◆ **Exercise task**: Using the entries that follow, collect the lines where the word "Mississippi" appears.

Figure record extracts
=======

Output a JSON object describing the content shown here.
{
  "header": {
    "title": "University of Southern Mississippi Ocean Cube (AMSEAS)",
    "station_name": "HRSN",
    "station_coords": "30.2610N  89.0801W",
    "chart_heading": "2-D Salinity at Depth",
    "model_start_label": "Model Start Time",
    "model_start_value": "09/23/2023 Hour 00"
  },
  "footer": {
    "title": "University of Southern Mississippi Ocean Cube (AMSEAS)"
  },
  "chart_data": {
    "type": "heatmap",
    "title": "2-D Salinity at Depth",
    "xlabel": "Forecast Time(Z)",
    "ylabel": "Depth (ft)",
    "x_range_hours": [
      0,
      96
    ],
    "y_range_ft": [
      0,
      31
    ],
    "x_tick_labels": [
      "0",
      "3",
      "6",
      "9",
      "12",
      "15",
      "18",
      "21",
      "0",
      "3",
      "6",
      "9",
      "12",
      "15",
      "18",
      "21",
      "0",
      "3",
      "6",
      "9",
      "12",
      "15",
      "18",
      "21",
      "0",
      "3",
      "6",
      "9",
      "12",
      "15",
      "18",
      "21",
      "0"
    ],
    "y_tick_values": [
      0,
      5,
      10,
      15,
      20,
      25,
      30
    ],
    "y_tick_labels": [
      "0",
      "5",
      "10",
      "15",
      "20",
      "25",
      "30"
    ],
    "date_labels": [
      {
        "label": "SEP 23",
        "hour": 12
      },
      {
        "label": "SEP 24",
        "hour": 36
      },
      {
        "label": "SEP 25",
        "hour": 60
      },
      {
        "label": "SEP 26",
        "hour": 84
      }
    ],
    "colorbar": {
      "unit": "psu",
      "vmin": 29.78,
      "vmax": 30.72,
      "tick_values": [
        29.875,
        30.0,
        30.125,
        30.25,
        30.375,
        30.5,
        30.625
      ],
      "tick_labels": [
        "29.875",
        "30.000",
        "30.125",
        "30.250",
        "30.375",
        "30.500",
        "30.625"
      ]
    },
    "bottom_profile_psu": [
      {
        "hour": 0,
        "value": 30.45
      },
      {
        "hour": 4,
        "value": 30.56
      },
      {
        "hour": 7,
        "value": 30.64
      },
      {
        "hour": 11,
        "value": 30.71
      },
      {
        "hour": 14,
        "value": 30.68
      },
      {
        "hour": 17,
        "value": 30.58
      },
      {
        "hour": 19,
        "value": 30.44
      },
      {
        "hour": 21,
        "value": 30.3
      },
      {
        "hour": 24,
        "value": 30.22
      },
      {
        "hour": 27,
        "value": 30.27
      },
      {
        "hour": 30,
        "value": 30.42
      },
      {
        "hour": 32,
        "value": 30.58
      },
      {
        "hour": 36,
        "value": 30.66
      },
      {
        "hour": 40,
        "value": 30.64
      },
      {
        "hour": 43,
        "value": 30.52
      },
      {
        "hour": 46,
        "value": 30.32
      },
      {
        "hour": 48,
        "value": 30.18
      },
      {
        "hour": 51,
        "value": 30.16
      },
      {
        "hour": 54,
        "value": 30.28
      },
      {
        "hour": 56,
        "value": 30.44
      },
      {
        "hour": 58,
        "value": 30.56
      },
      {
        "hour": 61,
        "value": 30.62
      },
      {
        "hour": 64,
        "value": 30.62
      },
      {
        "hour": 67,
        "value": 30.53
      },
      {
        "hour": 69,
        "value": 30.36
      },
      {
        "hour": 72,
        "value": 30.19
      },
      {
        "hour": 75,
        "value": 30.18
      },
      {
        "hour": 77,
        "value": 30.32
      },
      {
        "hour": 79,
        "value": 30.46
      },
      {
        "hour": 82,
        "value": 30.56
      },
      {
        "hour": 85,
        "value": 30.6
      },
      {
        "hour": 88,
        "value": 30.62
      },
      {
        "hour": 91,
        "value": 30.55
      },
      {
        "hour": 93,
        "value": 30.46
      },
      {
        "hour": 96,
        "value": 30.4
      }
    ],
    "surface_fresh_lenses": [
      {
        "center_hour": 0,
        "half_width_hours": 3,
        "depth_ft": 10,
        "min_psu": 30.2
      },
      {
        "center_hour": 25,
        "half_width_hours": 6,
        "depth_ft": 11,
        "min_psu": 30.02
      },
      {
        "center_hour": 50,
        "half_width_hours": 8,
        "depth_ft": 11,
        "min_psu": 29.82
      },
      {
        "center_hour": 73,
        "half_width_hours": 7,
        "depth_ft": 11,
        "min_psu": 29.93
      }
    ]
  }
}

=======

◆ **Solution to this problem**:
    "title": "University of Southern Mississippi Ocean Cube (AMSEAS)",
    "title": "University of Southern Mississippi Ocean Cube (AMSEAS)"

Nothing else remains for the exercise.